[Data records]
....

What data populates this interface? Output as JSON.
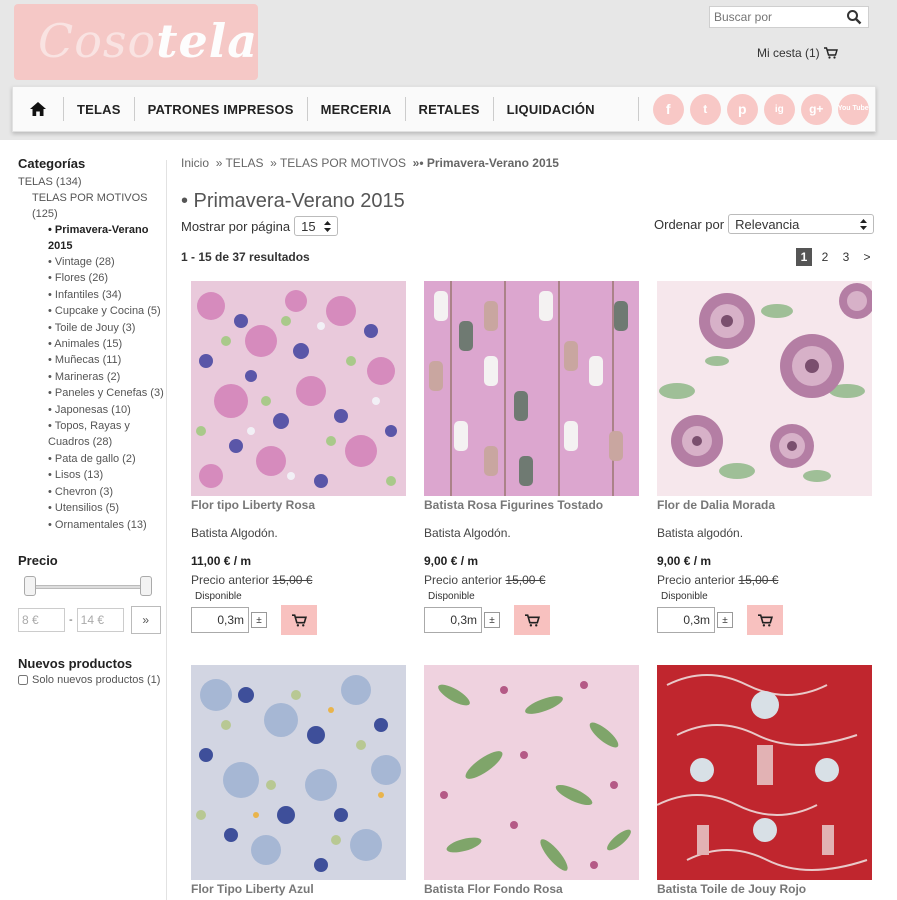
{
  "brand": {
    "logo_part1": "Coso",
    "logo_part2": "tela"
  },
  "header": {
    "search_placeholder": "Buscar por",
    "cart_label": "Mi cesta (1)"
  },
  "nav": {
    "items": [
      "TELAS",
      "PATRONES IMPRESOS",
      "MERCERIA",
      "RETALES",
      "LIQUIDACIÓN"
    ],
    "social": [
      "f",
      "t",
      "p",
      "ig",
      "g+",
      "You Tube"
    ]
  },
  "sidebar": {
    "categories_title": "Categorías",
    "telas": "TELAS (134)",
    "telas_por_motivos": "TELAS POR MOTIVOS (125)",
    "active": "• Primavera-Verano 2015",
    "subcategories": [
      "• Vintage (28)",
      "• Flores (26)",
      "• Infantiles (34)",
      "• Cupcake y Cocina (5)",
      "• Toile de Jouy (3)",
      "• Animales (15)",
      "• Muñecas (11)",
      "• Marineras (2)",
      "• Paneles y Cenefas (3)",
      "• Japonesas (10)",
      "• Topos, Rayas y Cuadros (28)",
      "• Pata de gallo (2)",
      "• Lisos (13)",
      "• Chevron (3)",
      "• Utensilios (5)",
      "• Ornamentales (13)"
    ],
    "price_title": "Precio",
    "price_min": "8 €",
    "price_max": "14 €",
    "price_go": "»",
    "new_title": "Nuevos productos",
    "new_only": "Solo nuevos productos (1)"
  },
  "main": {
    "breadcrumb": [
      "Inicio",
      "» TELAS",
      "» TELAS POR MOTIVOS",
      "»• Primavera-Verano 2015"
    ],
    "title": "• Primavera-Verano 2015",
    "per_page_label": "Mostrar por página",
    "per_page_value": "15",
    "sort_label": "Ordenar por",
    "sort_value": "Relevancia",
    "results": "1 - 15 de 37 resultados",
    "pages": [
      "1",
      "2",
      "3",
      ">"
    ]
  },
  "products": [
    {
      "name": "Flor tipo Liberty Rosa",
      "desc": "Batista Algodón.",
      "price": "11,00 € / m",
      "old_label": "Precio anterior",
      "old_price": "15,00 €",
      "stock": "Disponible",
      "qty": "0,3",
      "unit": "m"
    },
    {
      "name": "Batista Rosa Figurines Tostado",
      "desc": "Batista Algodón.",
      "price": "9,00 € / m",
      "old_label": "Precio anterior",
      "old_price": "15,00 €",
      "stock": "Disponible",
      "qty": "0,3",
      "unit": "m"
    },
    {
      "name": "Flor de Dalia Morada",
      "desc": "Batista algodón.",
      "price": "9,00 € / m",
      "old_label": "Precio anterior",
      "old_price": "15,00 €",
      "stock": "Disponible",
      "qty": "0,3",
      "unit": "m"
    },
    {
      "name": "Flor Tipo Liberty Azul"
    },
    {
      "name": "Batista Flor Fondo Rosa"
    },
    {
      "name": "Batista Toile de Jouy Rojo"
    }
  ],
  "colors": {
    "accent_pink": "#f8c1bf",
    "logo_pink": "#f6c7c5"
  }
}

....

All the records above need to be given again word for word. Skip the pictures.

What data populates this interface? Output as JSON.
{
  "brand": {
    "logo_part1": "Coso",
    "logo_part2": "tela"
  },
  "header": {
    "search_placeholder": "Buscar por",
    "cart_label": "Mi cesta (1)"
  },
  "nav": {
    "items": [
      "TELAS",
      "PATRONES IMPRESOS",
      "MERCERIA",
      "RETALES",
      "LIQUIDACIÓN"
    ],
    "social": [
      "f",
      "t",
      "p",
      "ig",
      "g+",
      "You Tube"
    ]
  },
  "sidebar": {
    "categories_title": "Categorías",
    "telas": "TELAS (134)",
    "telas_por_motivos": "TELAS POR MOTIVOS (125)",
    "active": "• Primavera-Verano 2015",
    "subcategories": [
      "• Vintage (28)",
      "• Flores (26)",
      "• Infantiles (34)",
      "• Cupcake y Cocina (5)",
      "• Toile de Jouy (3)",
      "• Animales (15)",
      "• Muñecas (11)",
      "• Marineras (2)",
      "• Paneles y Cenefas (3)",
      "• Japonesas (10)",
      "• Topos, Rayas y Cuadros (28)",
      "• Pata de gallo (2)",
      "• Lisos (13)",
      "• Chevron (3)",
      "• Utensilios (5)",
      "• Ornamentales (13)"
    ],
    "price_title": "Precio",
    "price_min": "8 €",
    "price_max": "14 €",
    "price_go": "»",
    "new_title": "Nuevos productos",
    "new_only": "Solo nuevos productos (1)"
  },
  "main": {
    "breadcrumb": [
      "Inicio",
      "» TELAS",
      "» TELAS POR MOTIVOS",
      "»• Primavera-Verano 2015"
    ],
    "title": "• Primavera-Verano 2015",
    "per_page_label": "Mostrar por página",
    "per_page_value": "15",
    "sort_label": "Ordenar por",
    "sort_value": "Relevancia",
    "results": "1 - 15 de 37 resultados",
    "pages": [
      "1",
      "2",
      "3",
      ">"
    ]
  },
  "products": [
    {
      "name": "Flor tipo Liberty Rosa",
      "desc": "Batista Algodón.",
      "price": "11,00 € / m",
      "old_label": "Precio anterior",
      "old_price": "15,00 €",
      "stock": "Disponible",
      "qty": "0,3",
      "unit": "m"
    },
    {
      "name": "Batista Rosa Figurines Tostado",
      "desc": "Batista Algodón.",
      "price": "9,00 € / m",
      "old_label": "Precio anterior",
      "old_price": "15,00 €",
      "stock": "Disponible",
      "qty": "0,3",
      "unit": "m"
    },
    {
      "name": "Flor de Dalia Morada",
      "desc": "Batista algodón.",
      "price": "9,00 € / m",
      "old_label": "Precio anterior",
      "old_price": "15,00 €",
      "stock": "Disponible",
      "qty": "0,3",
      "unit": "m"
    },
    {
      "name": "Flor Tipo Liberty Azul"
    },
    {
      "name": "Batista Flor Fondo Rosa"
    },
    {
      "name": "Batista Toile de Jouy Rojo"
    }
  ],
  "colors": {
    "accent_pink": "#f8c1bf",
    "logo_pink": "#f6c7c5"
  }
}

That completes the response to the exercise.